++++ Material ++++

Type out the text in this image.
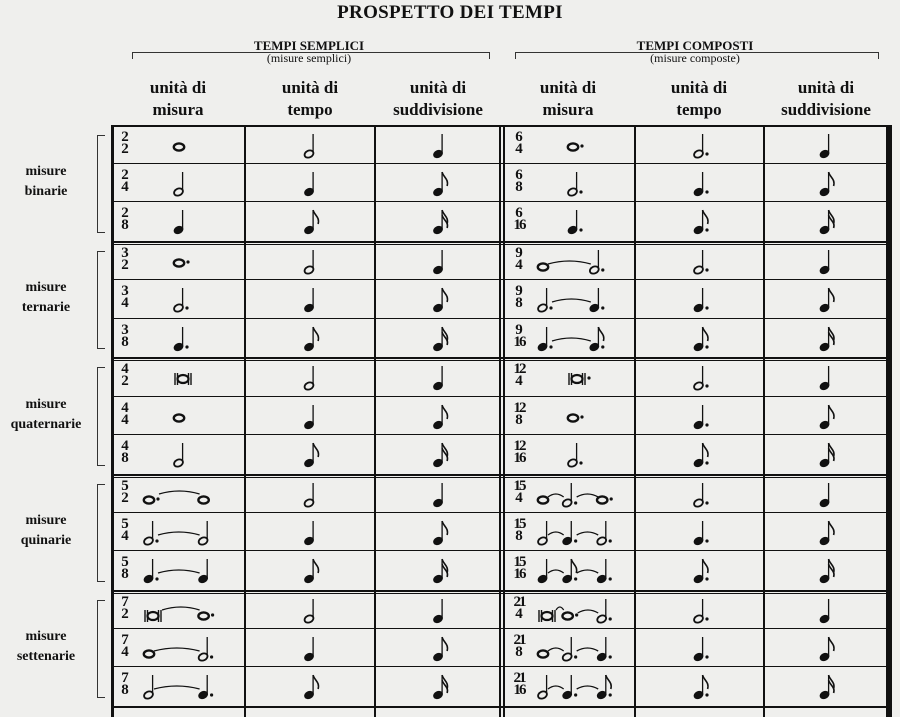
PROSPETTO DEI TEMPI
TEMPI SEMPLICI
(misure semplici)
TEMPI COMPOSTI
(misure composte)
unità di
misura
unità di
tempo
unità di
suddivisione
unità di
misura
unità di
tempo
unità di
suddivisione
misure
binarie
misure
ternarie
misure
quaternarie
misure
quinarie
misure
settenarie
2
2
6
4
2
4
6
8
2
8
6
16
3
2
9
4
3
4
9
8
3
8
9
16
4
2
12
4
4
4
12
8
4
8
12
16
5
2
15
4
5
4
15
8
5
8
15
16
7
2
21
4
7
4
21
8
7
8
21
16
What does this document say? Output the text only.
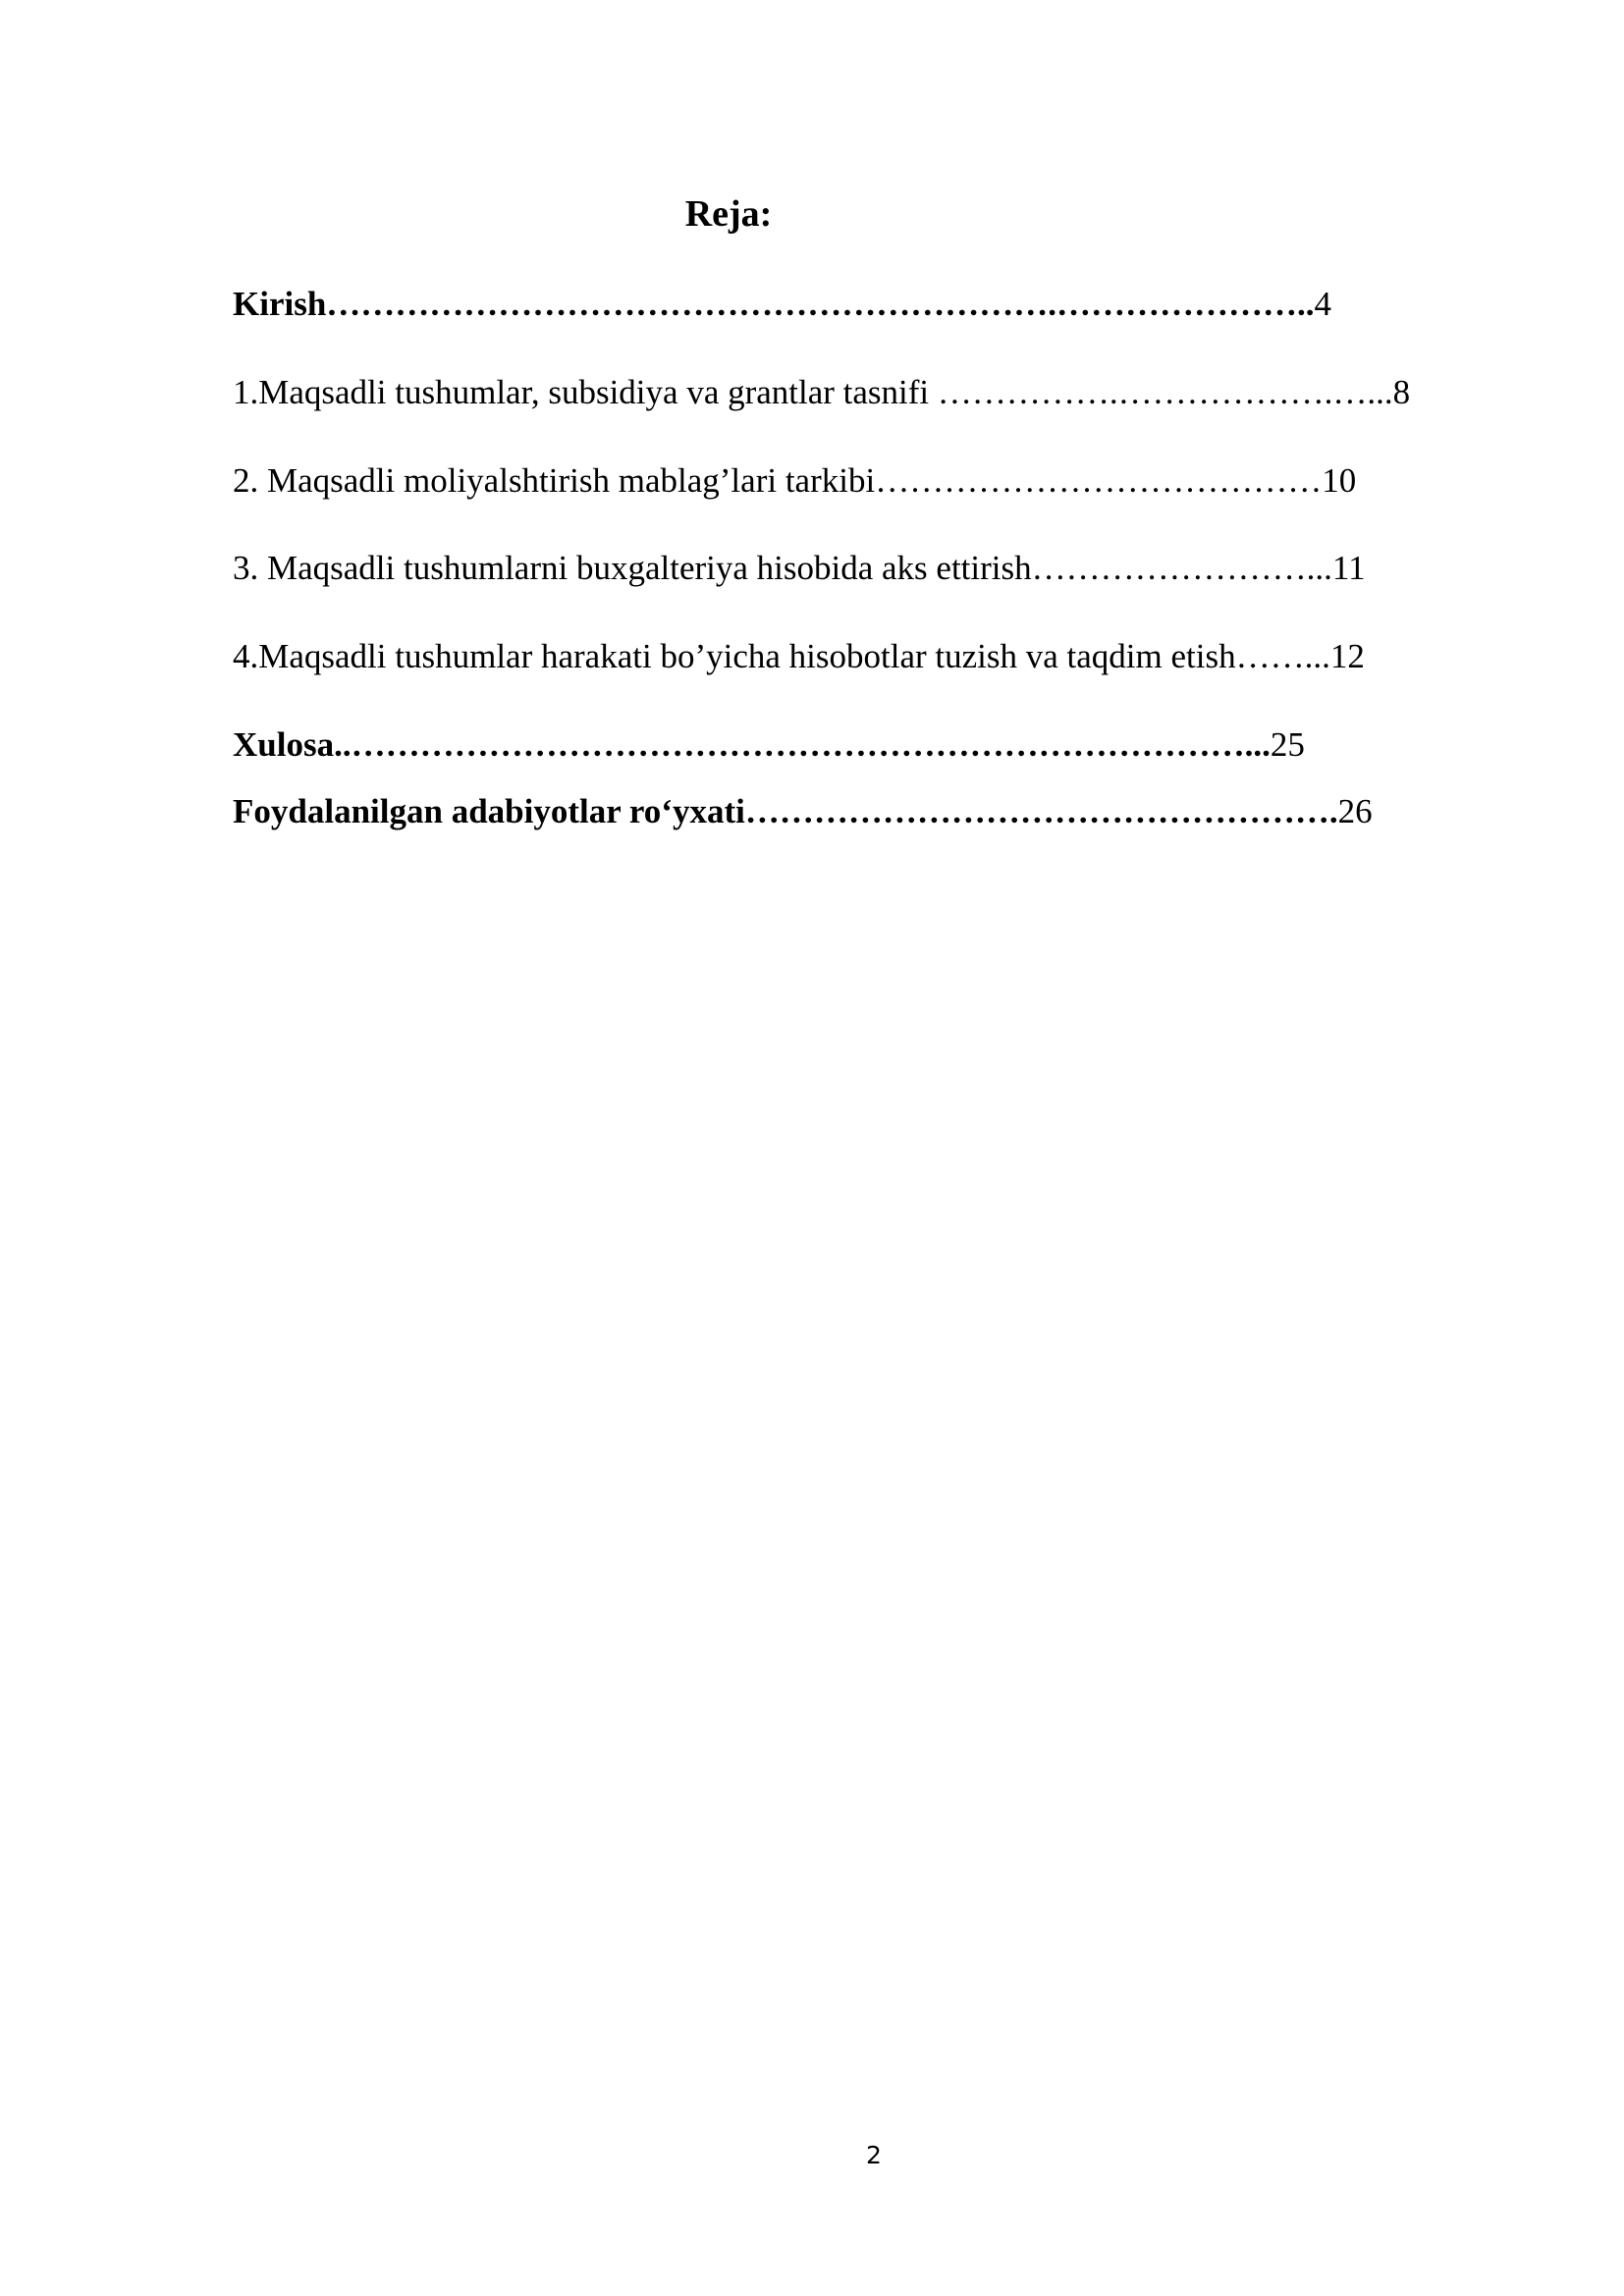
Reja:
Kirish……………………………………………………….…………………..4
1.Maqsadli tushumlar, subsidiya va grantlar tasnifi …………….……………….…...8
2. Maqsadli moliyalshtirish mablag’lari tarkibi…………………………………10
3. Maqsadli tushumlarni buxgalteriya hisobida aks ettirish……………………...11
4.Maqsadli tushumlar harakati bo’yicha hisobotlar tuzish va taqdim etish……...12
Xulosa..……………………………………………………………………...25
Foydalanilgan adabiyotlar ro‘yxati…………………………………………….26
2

++++

> [Your goal] Reproduce nothing but the lines that run from the line containing "What does this" through the last line of the records, inclusive. Omit the pictures.

> [The completed task]
What does this document say? Output the text only.
Reja:
Kirish……………………………………………………….…………………..4
1.Maqsadli tushumlar, subsidiya va grantlar tasnifi …………….……………….…...8
2. Maqsadli moliyalshtirish mablag’lari tarkibi…………………………………10
3. Maqsadli tushumlarni buxgalteriya hisobida aks ettirish……………………...11
4.Maqsadli tushumlar harakati bo’yicha hisobotlar tuzish va taqdim etish……...12
Xulosa..……………………………………………………………………...25
Foydalanilgan adabiyotlar ro‘yxati…………………………………………….26
2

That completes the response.